> Your task: Restate the whole listing exactly.

> Given records:
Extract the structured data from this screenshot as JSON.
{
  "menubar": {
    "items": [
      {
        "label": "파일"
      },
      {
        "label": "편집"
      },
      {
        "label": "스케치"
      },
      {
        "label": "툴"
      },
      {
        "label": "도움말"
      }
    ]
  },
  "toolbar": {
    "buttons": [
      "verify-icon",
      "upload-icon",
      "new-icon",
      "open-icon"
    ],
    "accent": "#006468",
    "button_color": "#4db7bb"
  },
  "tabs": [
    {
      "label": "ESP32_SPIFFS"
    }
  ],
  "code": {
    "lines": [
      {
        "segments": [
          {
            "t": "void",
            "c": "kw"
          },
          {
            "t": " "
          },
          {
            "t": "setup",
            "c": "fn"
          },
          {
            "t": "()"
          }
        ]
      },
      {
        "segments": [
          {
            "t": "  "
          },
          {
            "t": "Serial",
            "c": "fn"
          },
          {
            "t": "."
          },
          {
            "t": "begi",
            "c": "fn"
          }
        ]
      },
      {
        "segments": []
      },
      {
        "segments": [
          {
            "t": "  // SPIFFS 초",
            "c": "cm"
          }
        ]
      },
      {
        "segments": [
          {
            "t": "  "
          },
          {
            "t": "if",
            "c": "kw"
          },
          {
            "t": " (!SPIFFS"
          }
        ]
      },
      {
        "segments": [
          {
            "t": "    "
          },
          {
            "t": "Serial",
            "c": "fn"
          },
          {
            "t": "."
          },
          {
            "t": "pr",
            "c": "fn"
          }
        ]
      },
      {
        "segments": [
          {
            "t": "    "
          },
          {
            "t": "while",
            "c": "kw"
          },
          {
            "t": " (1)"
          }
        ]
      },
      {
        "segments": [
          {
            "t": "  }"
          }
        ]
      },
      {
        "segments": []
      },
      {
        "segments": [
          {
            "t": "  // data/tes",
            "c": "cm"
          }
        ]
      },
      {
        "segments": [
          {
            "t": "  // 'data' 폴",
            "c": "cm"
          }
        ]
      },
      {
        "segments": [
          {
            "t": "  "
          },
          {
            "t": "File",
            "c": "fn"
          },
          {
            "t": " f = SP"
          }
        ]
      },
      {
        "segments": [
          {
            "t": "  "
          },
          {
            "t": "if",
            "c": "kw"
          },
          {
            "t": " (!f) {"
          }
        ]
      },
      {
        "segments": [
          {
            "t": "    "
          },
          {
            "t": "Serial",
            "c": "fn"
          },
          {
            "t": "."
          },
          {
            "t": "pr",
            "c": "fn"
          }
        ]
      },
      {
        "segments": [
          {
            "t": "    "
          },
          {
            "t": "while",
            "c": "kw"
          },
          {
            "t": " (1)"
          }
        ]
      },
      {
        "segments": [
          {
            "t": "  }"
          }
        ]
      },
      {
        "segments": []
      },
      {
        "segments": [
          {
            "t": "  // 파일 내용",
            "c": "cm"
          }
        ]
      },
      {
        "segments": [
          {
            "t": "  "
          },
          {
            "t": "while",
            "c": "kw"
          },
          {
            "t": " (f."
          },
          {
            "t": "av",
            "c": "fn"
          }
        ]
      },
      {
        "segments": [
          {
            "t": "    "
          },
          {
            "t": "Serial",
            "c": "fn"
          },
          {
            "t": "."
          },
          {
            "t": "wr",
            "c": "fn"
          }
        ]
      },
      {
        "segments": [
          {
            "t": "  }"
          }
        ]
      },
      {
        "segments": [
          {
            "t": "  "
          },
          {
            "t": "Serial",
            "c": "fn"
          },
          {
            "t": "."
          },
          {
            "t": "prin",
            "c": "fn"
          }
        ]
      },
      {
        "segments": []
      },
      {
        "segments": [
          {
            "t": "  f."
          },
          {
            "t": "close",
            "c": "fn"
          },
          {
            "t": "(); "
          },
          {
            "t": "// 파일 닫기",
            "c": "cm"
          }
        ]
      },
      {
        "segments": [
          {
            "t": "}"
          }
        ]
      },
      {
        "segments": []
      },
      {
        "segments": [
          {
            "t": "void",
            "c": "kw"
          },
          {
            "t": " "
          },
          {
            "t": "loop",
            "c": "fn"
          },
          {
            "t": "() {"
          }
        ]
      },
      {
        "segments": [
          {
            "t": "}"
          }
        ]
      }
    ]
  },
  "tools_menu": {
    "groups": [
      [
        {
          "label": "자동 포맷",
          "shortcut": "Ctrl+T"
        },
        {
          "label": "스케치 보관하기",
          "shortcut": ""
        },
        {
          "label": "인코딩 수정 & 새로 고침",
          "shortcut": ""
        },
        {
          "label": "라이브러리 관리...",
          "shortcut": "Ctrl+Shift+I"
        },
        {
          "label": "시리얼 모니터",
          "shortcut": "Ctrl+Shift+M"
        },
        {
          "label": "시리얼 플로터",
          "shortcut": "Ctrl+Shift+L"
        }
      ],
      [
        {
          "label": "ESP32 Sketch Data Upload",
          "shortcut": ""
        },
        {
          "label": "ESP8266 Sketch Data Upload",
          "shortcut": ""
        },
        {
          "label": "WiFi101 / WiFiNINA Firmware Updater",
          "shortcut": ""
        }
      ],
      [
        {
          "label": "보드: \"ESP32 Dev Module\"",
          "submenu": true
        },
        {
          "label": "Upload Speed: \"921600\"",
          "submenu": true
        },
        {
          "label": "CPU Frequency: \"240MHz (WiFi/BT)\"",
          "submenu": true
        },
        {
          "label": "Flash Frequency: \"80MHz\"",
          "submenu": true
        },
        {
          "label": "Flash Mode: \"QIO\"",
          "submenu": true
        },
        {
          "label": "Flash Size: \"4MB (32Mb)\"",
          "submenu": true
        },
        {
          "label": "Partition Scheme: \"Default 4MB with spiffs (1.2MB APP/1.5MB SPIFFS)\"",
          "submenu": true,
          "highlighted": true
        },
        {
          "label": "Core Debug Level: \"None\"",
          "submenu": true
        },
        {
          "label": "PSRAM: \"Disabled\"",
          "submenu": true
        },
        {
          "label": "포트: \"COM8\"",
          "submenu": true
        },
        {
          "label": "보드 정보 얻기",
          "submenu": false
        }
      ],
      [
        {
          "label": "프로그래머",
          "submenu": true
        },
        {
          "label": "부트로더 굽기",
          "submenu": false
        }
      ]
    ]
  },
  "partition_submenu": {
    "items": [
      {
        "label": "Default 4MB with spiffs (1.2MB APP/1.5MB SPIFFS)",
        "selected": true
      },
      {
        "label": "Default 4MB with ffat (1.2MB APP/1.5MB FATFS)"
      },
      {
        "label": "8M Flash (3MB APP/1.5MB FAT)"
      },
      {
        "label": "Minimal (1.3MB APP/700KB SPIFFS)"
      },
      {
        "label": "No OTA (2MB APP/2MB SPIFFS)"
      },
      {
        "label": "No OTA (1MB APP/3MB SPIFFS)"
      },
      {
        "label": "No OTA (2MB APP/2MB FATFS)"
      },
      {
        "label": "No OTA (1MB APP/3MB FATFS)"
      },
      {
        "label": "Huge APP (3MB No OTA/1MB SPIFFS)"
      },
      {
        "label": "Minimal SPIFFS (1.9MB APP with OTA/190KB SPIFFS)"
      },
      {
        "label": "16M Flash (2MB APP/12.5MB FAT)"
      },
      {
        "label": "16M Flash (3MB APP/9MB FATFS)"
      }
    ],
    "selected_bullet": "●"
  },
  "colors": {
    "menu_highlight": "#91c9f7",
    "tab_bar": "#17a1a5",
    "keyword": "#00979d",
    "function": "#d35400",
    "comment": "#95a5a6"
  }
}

> Answer to the task:
Extract the structured data from this screenshot as JSON.
{
  "menubar": {
    "items": [
      {
        "label": "파일"
      },
      {
        "label": "편집"
      },
      {
        "label": "스케치"
      },
      {
        "label": "툴"
      },
      {
        "label": "도움말"
      }
    ]
  },
  "toolbar": {
    "buttons": [
      "verify-icon",
      "upload-icon",
      "new-icon",
      "open-icon"
    ],
    "accent": "#006468",
    "button_color": "#4db7bb"
  },
  "tabs": [
    {
      "label": "ESP32_SPIFFS"
    }
  ],
  "code": {
    "lines": [
      {
        "segments": [
          {
            "t": "void",
            "c": "kw"
          },
          {
            "t": " "
          },
          {
            "t": "setup",
            "c": "fn"
          },
          {
            "t": "()"
          }
        ]
      },
      {
        "segments": [
          {
            "t": "  "
          },
          {
            "t": "Serial",
            "c": "fn"
          },
          {
            "t": "."
          },
          {
            "t": "begi",
            "c": "fn"
          }
        ]
      },
      {
        "segments": []
      },
      {
        "segments": [
          {
            "t": "  // SPIFFS 초",
            "c": "cm"
          }
        ]
      },
      {
        "segments": [
          {
            "t": "  "
          },
          {
            "t": "if",
            "c": "kw"
          },
          {
            "t": " (!SPIFFS"
          }
        ]
      },
      {
        "segments": [
          {
            "t": "    "
          },
          {
            "t": "Serial",
            "c": "fn"
          },
          {
            "t": "."
          },
          {
            "t": "pr",
            "c": "fn"
          }
        ]
      },
      {
        "segments": [
          {
            "t": "    "
          },
          {
            "t": "while",
            "c": "kw"
          },
          {
            "t": " (1)"
          }
        ]
      },
      {
        "segments": [
          {
            "t": "  }"
          }
        ]
      },
      {
        "segments": []
      },
      {
        "segments": [
          {
            "t": "  // data/tes",
            "c": "cm"
          }
        ]
      },
      {
        "segments": [
          {
            "t": "  // 'data' 폴",
            "c": "cm"
          }
        ]
      },
      {
        "segments": [
          {
            "t": "  "
          },
          {
            "t": "File",
            "c": "fn"
          },
          {
            "t": " f = SP"
          }
        ]
      },
      {
        "segments": [
          {
            "t": "  "
          },
          {
            "t": "if",
            "c": "kw"
          },
          {
            "t": " (!f) {"
          }
        ]
      },
      {
        "segments": [
          {
            "t": "    "
          },
          {
            "t": "Serial",
            "c": "fn"
          },
          {
            "t": "."
          },
          {
            "t": "pr",
            "c": "fn"
          }
        ]
      },
      {
        "segments": [
          {
            "t": "    "
          },
          {
            "t": "while",
            "c": "kw"
          },
          {
            "t": " (1)"
          }
        ]
      },
      {
        "segments": [
          {
            "t": "  }"
          }
        ]
      },
      {
        "segments": []
      },
      {
        "segments": [
          {
            "t": "  // 파일 내용",
            "c": "cm"
          }
        ]
      },
      {
        "segments": [
          {
            "t": "  "
          },
          {
            "t": "while",
            "c": "kw"
          },
          {
            "t": " (f."
          },
          {
            "t": "av",
            "c": "fn"
          }
        ]
      },
      {
        "segments": [
          {
            "t": "    "
          },
          {
            "t": "Serial",
            "c": "fn"
          },
          {
            "t": "."
          },
          {
            "t": "wr",
            "c": "fn"
          }
        ]
      },
      {
        "segments": [
          {
            "t": "  }"
          }
        ]
      },
      {
        "segments": [
          {
            "t": "  "
          },
          {
            "t": "Serial",
            "c": "fn"
          },
          {
            "t": "."
          },
          {
            "t": "prin",
            "c": "fn"
          }
        ]
      },
      {
        "segments": []
      },
      {
        "segments": [
          {
            "t": "  f."
          },
          {
            "t": "close",
            "c": "fn"
          },
          {
            "t": "(); "
          },
          {
            "t": "// 파일 닫기",
            "c": "cm"
          }
        ]
      },
      {
        "segments": [
          {
            "t": "}"
          }
        ]
      },
      {
        "segments": []
      },
      {
        "segments": [
          {
            "t": "void",
            "c": "kw"
          },
          {
            "t": " "
          },
          {
            "t": "loop",
            "c": "fn"
          },
          {
            "t": "() {"
          }
        ]
      },
      {
        "segments": [
          {
            "t": "}"
          }
        ]
      }
    ]
  },
  "tools_menu": {
    "groups": [
      [
        {
          "label": "자동 포맷",
          "shortcut": "Ctrl+T"
        },
        {
          "label": "스케치 보관하기",
          "shortcut": ""
        },
        {
          "label": "인코딩 수정 & 새로 고침",
          "shortcut": ""
        },
        {
          "label": "라이브러리 관리...",
          "shortcut": "Ctrl+Shift+I"
        },
        {
          "label": "시리얼 모니터",
          "shortcut": "Ctrl+Shift+M"
        },
        {
          "label": "시리얼 플로터",
          "shortcut": "Ctrl+Shift+L"
        }
      ],
      [
        {
          "label": "ESP32 Sketch Data Upload",
          "shortcut": ""
        },
        {
          "label": "ESP8266 Sketch Data Upload",
          "shortcut": ""
        },
        {
          "label": "WiFi101 / WiFiNINA Firmware Updater",
          "shortcut": ""
        }
      ],
      [
        {
          "label": "보드: \"ESP32 Dev Module\"",
          "submenu": true
        },
        {
          "label": "Upload Speed: \"921600\"",
          "submenu": true
        },
        {
          "label": "CPU Frequency: \"240MHz (WiFi/BT)\"",
          "submenu": true
        },
        {
          "label": "Flash Frequency: \"80MHz\"",
          "submenu": true
        },
        {
          "label": "Flash Mode: \"QIO\"",
          "submenu": true
        },
        {
          "label": "Flash Size: \"4MB (32Mb)\"",
          "submenu": true
        },
        {
          "label": "Partition Scheme: \"Default 4MB with spiffs (1.2MB APP/1.5MB SPIFFS)\"",
          "submenu": true,
          "highlighted": true
        },
        {
          "label": "Core Debug Level: \"None\"",
          "submenu": true
        },
        {
          "label": "PSRAM: \"Disabled\"",
          "submenu": true
        },
        {
          "label": "포트: \"COM8\"",
          "submenu": true
        },
        {
          "label": "보드 정보 얻기",
          "submenu": false
        }
      ],
      [
        {
          "label": "프로그래머",
          "submenu": true
        },
        {
          "label": "부트로더 굽기",
          "submenu": false
        }
      ]
    ]
  },
  "partition_submenu": {
    "items": [
      {
        "label": "Default 4MB with spiffs (1.2MB APP/1.5MB SPIFFS)",
        "selected": true
      },
      {
        "label": "Default 4MB with ffat (1.2MB APP/1.5MB FATFS)"
      },
      {
        "label": "8M Flash (3MB APP/1.5MB FAT)"
      },
      {
        "label": "Minimal (1.3MB APP/700KB SPIFFS)"
      },
      {
        "label": "No OTA (2MB APP/2MB SPIFFS)"
      },
      {
        "label": "No OTA (1MB APP/3MB SPIFFS)"
      },
      {
        "label": "No OTA (2MB APP/2MB FATFS)"
      },
      {
        "label": "No OTA (1MB APP/3MB FATFS)"
      },
      {
        "label": "Huge APP (3MB No OTA/1MB SPIFFS)"
      },
      {
        "label": "Minimal SPIFFS (1.9MB APP with OTA/190KB SPIFFS)"
      },
      {
        "label": "16M Flash (2MB APP/12.5MB FAT)"
      },
      {
        "label": "16M Flash (3MB APP/9MB FATFS)"
      }
    ],
    "selected_bullet": "●"
  },
  "colors": {
    "menu_highlight": "#91c9f7",
    "tab_bar": "#17a1a5",
    "keyword": "#00979d",
    "function": "#d35400",
    "comment": "#95a5a6"
  }
}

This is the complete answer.